• WHAT TO WORK ON: Only a number is wanted: how many lines of the entries include the string "label"?

• EXERCISE INPUT:
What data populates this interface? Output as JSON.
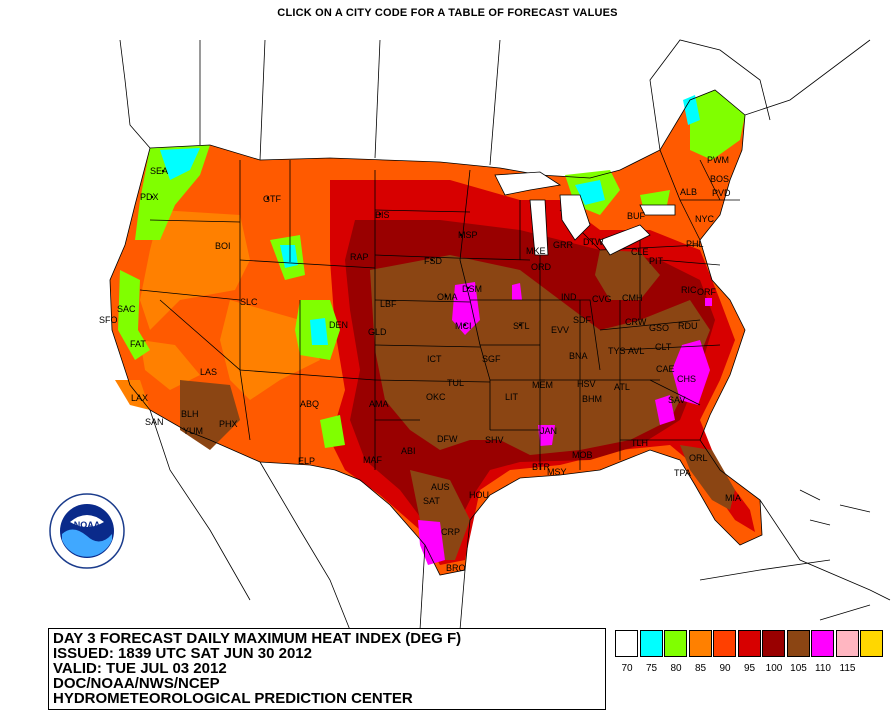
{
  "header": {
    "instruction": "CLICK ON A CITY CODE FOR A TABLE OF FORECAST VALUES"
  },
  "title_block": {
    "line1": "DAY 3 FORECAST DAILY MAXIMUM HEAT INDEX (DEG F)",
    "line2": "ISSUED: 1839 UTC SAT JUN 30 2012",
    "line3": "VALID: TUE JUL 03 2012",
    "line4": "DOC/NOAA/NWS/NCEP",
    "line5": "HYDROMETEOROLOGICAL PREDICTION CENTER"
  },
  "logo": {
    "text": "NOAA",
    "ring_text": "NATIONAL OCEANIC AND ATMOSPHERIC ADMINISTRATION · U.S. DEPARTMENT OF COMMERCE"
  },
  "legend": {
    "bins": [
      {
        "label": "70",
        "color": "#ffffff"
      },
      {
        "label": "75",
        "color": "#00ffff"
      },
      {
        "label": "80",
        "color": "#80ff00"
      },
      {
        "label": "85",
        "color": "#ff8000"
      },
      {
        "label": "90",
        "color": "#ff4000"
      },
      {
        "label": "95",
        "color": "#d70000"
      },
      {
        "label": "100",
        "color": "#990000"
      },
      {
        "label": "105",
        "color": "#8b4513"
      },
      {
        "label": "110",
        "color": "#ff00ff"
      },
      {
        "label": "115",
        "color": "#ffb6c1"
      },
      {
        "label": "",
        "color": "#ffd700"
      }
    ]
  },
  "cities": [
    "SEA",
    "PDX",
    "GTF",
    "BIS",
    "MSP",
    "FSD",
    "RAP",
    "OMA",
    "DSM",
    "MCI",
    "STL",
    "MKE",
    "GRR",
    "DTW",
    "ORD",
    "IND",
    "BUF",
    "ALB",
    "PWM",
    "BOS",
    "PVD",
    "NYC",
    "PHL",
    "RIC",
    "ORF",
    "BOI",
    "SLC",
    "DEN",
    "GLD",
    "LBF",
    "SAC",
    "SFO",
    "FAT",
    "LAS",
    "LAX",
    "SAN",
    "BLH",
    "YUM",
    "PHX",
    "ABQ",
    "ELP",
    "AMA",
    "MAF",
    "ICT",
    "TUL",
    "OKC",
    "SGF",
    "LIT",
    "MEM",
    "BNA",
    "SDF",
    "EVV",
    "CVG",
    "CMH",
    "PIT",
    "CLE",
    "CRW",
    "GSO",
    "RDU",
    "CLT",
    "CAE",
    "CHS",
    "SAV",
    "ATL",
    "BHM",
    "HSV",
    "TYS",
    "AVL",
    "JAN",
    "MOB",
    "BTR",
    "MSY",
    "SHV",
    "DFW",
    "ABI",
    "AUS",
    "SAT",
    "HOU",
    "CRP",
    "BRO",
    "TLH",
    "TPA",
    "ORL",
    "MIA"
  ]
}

• EXERCISE RESPONSE: 11